- **Stored records**

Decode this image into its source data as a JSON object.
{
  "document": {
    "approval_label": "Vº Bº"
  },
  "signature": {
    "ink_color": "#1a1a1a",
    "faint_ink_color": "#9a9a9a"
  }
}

- **Instruction**
Every entry needs to be retyped exactly.

- **Expected output**
Decode this image into its source data as a JSON object.
{
  "document": {
    "approval_label": "Vº Bº"
  },
  "signature": {
    "ink_color": "#1a1a1a",
    "faint_ink_color": "#9a9a9a"
  }
}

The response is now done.